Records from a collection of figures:
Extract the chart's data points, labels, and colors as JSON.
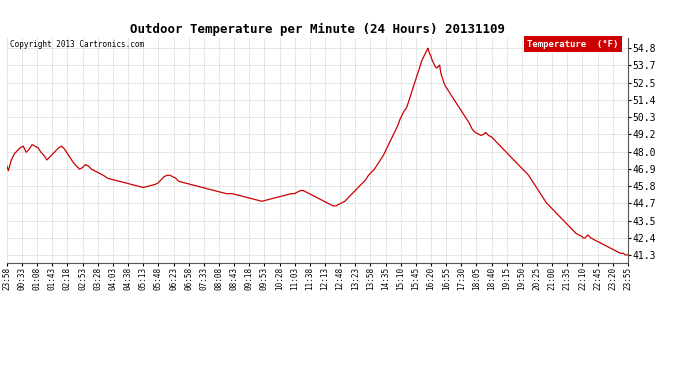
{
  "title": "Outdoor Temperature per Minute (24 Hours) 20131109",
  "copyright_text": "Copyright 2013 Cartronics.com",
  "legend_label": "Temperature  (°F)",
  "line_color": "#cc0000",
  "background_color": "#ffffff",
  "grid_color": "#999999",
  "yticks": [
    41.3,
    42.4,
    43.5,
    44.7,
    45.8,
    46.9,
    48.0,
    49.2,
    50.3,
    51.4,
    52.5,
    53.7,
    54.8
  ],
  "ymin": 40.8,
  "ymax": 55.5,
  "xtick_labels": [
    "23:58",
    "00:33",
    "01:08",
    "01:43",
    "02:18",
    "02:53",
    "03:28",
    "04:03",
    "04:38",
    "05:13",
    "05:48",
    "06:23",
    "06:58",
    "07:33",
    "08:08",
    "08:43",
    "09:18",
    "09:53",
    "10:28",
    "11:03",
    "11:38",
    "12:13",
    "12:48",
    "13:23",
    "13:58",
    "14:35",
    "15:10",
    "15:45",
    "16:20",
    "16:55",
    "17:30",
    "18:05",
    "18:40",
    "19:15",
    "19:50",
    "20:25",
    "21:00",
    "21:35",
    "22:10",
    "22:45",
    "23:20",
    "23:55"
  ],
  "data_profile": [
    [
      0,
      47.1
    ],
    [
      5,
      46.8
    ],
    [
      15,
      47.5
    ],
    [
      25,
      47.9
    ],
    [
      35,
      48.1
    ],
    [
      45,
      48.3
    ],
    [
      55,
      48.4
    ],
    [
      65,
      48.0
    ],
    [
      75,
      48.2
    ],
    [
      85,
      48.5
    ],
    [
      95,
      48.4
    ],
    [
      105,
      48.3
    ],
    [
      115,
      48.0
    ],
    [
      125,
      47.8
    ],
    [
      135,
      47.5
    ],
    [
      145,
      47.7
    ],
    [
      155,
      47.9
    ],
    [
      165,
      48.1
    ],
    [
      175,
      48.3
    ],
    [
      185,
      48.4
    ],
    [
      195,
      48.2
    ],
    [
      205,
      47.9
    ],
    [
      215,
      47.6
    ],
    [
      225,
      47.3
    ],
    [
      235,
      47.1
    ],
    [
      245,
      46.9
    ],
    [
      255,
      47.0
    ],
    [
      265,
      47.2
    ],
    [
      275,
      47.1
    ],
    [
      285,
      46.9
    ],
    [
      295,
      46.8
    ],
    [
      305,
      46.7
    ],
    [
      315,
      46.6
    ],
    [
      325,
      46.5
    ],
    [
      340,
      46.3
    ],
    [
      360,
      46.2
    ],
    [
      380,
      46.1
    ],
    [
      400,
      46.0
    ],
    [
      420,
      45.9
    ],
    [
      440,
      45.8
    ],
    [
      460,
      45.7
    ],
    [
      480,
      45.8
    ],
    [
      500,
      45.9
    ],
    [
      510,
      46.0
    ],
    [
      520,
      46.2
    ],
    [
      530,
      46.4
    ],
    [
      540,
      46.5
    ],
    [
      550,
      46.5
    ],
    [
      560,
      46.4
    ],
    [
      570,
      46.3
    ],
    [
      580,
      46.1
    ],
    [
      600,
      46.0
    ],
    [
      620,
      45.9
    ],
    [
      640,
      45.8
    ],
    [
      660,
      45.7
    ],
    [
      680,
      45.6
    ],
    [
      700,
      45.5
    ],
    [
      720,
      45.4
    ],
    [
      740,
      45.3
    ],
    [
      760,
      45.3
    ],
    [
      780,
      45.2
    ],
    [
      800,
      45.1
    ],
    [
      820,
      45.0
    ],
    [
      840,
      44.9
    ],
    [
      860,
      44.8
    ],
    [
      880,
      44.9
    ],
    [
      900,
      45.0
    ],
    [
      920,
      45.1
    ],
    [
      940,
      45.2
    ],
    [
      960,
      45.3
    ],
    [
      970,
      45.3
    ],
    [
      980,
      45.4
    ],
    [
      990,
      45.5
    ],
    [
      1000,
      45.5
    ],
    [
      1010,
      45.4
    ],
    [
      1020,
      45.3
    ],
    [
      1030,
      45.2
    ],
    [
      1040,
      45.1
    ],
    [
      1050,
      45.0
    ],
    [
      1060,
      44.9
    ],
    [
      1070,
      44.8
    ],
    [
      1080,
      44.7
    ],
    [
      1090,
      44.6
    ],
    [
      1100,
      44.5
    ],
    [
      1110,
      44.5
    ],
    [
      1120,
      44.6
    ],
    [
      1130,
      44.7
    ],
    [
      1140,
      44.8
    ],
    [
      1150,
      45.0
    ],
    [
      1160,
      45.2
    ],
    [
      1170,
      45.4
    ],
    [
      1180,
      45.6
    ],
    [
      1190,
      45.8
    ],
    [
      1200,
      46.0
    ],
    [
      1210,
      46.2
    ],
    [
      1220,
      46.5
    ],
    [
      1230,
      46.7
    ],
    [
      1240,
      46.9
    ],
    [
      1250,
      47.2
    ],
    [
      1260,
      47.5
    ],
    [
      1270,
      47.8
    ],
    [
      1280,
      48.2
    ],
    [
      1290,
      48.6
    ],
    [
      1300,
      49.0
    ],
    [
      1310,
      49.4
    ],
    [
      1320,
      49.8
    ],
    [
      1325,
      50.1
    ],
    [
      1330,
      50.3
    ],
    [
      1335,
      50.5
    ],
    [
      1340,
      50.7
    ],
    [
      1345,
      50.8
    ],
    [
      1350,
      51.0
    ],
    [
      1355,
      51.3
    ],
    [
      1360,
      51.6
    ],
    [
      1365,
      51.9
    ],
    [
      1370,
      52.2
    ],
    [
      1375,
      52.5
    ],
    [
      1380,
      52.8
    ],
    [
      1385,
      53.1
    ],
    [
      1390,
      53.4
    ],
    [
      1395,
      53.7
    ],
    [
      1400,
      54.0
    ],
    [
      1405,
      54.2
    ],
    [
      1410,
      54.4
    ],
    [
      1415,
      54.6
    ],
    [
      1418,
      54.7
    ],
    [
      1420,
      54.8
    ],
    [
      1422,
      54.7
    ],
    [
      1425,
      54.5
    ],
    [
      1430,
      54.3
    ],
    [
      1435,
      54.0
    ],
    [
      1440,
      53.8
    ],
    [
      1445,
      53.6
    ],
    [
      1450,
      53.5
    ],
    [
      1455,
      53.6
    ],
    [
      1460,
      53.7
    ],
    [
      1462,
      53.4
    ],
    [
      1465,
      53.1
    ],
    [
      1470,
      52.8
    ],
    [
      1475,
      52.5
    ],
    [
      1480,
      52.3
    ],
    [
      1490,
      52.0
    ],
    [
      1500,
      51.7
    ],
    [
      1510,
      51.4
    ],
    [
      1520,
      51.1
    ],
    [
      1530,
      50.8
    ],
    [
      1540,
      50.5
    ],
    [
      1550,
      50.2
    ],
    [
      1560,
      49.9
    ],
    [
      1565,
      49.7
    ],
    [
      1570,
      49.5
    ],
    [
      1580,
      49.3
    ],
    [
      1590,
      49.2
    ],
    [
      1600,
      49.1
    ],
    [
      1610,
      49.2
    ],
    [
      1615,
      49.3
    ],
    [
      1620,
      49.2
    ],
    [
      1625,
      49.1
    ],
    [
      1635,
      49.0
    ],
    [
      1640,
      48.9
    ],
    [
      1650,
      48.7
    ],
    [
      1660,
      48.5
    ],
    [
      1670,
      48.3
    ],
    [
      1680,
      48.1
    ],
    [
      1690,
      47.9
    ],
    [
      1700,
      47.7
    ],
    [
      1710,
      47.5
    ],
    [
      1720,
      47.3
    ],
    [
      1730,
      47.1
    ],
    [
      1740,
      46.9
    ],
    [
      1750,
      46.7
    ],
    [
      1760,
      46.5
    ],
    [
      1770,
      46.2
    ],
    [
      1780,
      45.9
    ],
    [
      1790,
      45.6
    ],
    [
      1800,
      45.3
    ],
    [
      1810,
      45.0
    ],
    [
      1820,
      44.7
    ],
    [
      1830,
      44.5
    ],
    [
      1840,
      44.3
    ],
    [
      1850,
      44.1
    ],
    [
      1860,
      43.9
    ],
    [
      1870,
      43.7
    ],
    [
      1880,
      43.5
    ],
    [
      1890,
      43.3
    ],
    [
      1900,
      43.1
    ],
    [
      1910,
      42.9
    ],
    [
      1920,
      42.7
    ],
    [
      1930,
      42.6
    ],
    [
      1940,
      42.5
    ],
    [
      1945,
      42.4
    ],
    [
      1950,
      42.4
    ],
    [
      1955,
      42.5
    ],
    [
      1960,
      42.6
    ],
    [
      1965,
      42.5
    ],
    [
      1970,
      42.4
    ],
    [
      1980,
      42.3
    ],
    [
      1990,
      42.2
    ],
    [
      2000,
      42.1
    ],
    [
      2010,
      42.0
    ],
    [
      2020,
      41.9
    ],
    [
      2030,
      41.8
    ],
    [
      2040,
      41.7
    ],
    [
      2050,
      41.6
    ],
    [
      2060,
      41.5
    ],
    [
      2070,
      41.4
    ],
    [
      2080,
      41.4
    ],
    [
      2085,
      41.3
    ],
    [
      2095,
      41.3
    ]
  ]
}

DIRECTIONS FOR THIS TASK: Extract all lines from the data in which "Temperature" is found.

CORRECT RESPONSE:
  "title": "Outdoor Temperature per Minute (24 Hours) 20131109",
  "legend_label": "Temperature  (°F)",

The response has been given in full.